**Written request**
Restate the records in their entirety, word for word.

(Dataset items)
%%

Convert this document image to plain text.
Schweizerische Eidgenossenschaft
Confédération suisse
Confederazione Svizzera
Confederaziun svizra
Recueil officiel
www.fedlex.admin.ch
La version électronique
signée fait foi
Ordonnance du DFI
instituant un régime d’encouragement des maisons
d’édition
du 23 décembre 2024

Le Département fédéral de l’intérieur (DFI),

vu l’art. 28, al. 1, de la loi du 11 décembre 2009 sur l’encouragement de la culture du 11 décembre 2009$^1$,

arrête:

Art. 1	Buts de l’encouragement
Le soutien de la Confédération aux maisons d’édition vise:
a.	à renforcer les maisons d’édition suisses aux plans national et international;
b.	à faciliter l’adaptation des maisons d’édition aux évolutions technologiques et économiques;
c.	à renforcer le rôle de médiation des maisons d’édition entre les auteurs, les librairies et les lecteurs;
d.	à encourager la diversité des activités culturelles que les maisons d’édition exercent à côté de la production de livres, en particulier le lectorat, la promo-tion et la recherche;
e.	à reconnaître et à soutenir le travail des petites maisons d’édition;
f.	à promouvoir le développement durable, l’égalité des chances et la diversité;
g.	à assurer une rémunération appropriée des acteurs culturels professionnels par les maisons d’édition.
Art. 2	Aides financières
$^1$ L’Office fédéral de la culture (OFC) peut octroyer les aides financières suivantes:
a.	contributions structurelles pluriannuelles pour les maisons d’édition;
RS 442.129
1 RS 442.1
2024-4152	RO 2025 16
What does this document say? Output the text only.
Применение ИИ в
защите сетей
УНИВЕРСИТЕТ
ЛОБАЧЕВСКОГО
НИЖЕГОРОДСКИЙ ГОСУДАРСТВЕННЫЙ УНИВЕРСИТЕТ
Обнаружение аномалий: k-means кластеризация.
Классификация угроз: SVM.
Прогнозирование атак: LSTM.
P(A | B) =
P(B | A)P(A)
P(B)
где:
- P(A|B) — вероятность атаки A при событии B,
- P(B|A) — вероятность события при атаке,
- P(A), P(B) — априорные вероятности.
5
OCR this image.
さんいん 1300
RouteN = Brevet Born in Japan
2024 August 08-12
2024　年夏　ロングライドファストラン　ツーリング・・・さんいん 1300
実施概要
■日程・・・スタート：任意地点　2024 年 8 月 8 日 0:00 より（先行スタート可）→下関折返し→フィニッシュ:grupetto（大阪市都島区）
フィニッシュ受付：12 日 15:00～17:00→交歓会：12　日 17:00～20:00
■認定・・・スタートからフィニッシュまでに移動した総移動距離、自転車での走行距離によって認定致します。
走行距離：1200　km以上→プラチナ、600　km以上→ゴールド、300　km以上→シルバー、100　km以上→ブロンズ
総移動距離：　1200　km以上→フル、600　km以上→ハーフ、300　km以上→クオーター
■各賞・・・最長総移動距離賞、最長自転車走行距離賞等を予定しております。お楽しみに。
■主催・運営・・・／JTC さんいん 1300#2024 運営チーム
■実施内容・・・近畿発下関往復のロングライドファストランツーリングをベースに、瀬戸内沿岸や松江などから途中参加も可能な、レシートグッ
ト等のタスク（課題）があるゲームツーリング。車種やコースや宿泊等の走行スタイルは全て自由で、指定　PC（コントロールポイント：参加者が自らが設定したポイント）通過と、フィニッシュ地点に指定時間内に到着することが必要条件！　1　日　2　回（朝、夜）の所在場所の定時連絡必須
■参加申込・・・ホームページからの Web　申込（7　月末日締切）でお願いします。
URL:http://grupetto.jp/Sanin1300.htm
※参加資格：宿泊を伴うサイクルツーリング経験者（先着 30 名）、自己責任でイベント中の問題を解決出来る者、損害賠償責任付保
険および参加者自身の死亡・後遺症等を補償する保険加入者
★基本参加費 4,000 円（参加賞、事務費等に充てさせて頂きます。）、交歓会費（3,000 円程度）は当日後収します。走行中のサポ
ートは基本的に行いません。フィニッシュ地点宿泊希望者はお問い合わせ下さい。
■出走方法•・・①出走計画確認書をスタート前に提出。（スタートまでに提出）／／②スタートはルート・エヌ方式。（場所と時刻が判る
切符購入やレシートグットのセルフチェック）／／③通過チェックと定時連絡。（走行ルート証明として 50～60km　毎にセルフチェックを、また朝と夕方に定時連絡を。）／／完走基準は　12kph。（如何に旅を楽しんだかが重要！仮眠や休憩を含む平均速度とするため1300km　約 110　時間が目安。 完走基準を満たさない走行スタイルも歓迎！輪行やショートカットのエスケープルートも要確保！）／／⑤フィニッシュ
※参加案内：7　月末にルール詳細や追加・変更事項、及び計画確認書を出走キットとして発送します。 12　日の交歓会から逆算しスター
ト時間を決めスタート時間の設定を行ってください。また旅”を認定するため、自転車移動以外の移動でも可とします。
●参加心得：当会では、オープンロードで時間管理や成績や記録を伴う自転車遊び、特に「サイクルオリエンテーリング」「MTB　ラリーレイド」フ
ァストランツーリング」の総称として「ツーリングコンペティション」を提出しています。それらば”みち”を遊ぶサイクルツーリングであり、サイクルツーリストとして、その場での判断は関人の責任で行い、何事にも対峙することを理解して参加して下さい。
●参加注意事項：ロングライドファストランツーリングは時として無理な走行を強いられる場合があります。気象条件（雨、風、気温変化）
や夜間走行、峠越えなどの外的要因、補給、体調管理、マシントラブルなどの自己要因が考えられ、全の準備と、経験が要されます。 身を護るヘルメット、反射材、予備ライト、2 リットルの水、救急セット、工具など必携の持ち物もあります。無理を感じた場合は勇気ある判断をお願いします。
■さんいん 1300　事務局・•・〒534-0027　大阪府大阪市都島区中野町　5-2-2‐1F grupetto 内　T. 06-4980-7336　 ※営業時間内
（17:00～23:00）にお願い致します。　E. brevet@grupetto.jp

%%

**Answer to the task**
Convert this document image to plain text.
Schweizerische Eidgenossenschaft
Confédération suisse
Confederazione Svizzera
Confederaziun svizra
Recueil officiel
www.fedlex.admin.ch
La version électronique
signée fait foi
Ordonnance du DFI
instituant un régime d’encouragement des maisons
d’édition
du 23 décembre 2024

Le Département fédéral de l’intérieur (DFI),

vu l’art. 28, al. 1, de la loi du 11 décembre 2009 sur l’encouragement de la culture du 11 décembre 2009$^1$,

arrête:

Art. 1	Buts de l’encouragement
Le soutien de la Confédération aux maisons d’édition vise:
a.	à renforcer les maisons d’édition suisses aux plans national et international;
b.	à faciliter l’adaptation des maisons d’édition aux évolutions technologiques et économiques;
c.	à renforcer le rôle de médiation des maisons d’édition entre les auteurs, les librairies et les lecteurs;
d.	à encourager la diversité des activités culturelles que les maisons d’édition exercent à côté de la production de livres, en particulier le lectorat, la promo-tion et la recherche;
e.	à reconnaître et à soutenir le travail des petites maisons d’édition;
f.	à promouvoir le développement durable, l’égalité des chances et la diversité;
g.	à assurer une rémunération appropriée des acteurs culturels professionnels par les maisons d’édition.
Art. 2	Aides financières
$^1$ L’Office fédéral de la culture (OFC) peut octroyer les aides financières suivantes:
a.	contributions structurelles pluriannuelles pour les maisons d’édition;
RS 442.129
1 RS 442.1
2024-4152	RO 2025 16
What does this document say? Output the text only.
Применение ИИ в
защите сетей
УНИВЕРСИТЕТ
ЛОБАЧЕВСКОГО
НИЖЕГОРОДСКИЙ ГОСУДАРСТВЕННЫЙ УНИВЕРСИТЕТ
Обнаружение аномалий: k-means кластеризация.
Классификация угроз: SVM.
Прогнозирование атак: LSTM.
P(A | B) =
P(B | A)P(A)
P(B)
где:
- P(A|B) — вероятность атаки A при событии B,
- P(B|A) — вероятность события при атаке,
- P(A), P(B) — априорные вероятности.
5
OCR this image.
さんいん 1300
RouteN = Brevet Born in Japan
2024 August 08-12
2024　年夏　ロングライドファストラン　ツーリング・・・さんいん 1300
実施概要
■日程・・・スタート：任意地点　2024 年 8 月 8 日 0:00 より（先行スタート可）→下関折返し→フィニッシュ:grupetto（大阪市都島区）
フィニッシュ受付：12 日 15:00～17:00→交歓会：12　日 17:00～20:00
■認定・・・スタートからフィニッシュまでに移動した総移動距離、自転車での走行距離によって認定致します。
走行距離：1200　km以上→プラチナ、600　km以上→ゴールド、300　km以上→シルバー、100　km以上→ブロンズ
総移動距離：　1200　km以上→フル、600　km以上→ハーフ、300　km以上→クオーター
■各賞・・・最長総移動距離賞、最長自転車走行距離賞等を予定しております。お楽しみに。
■主催・運営・・・／JTC さんいん 1300#2024 運営チーム
■実施内容・・・近畿発下関往復のロングライドファストランツーリングをベースに、瀬戸内沿岸や松江などから途中参加も可能な、レシートグッ
ト等のタスク（課題）があるゲームツーリング。車種やコースや宿泊等の走行スタイルは全て自由で、指定　PC（コントロールポイント：参加者が自らが設定したポイント）通過と、フィニッシュ地点に指定時間内に到着することが必要条件！　1　日　2　回（朝、夜）の所在場所の定時連絡必須
■参加申込・・・ホームページからの Web　申込（7　月末日締切）でお願いします。
URL:http://grupetto.jp/Sanin1300.htm
※参加資格：宿泊を伴うサイクルツーリング経験者（先着 30 名）、自己責任でイベント中の問題を解決出来る者、損害賠償責任付保
険および参加者自身の死亡・後遺症等を補償する保険加入者
★基本参加費 4,000 円（参加賞、事務費等に充てさせて頂きます。）、交歓会費（3,000 円程度）は当日後収します。走行中のサポ
ートは基本的に行いません。フィニッシュ地点宿泊希望者はお問い合わせ下さい。
■出走方法•・・①出走計画確認書をスタート前に提出。（スタートまでに提出）／／②スタートはルート・エヌ方式。（場所と時刻が判る
切符購入やレシートグットのセルフチェック）／／③通過チェックと定時連絡。（走行ルート証明として 50～60km　毎にセルフチェックを、また朝と夕方に定時連絡を。）／／完走基準は　12kph。（如何に旅を楽しんだかが重要！仮眠や休憩を含む平均速度とするため1300km　約 110　時間が目安。 完走基準を満たさない走行スタイルも歓迎！輪行やショートカットのエスケープルートも要確保！）／／⑤フィニッシュ
※参加案内：7　月末にルール詳細や追加・変更事項、及び計画確認書を出走キットとして発送します。 12　日の交歓会から逆算しスター
ト時間を決めスタート時間の設定を行ってください。また旅”を認定するため、自転車移動以外の移動でも可とします。
●参加心得：当会では、オープンロードで時間管理や成績や記録を伴う自転車遊び、特に「サイクルオリエンテーリング」「MTB　ラリーレイド」フ
ァストランツーリング」の総称として「ツーリングコンペティション」を提出しています。それらば”みち”を遊ぶサイクルツーリングであり、サイクルツーリストとして、その場での判断は関人の責任で行い、何事にも対峙することを理解して参加して下さい。
●参加注意事項：ロングライドファストランツーリングは時として無理な走行を強いられる場合があります。気象条件（雨、風、気温変化）
や夜間走行、峠越えなどの外的要因、補給、体調管理、マシントラブルなどの自己要因が考えられ、全の準備と、経験が要されます。 身を護るヘルメット、反射材、予備ライト、2 リットルの水、救急セット、工具など必携の持ち物もあります。無理を感じた場合は勇気ある判断をお願いします。
■さんいん 1300　事務局・•・〒534-0027　大阪府大阪市都島区中野町　5-2-2‐1F grupetto 内　T. 06-4980-7336　 ※営業時間内
（17:00～23:00）にお願い致します。　E. brevet@grupetto.jp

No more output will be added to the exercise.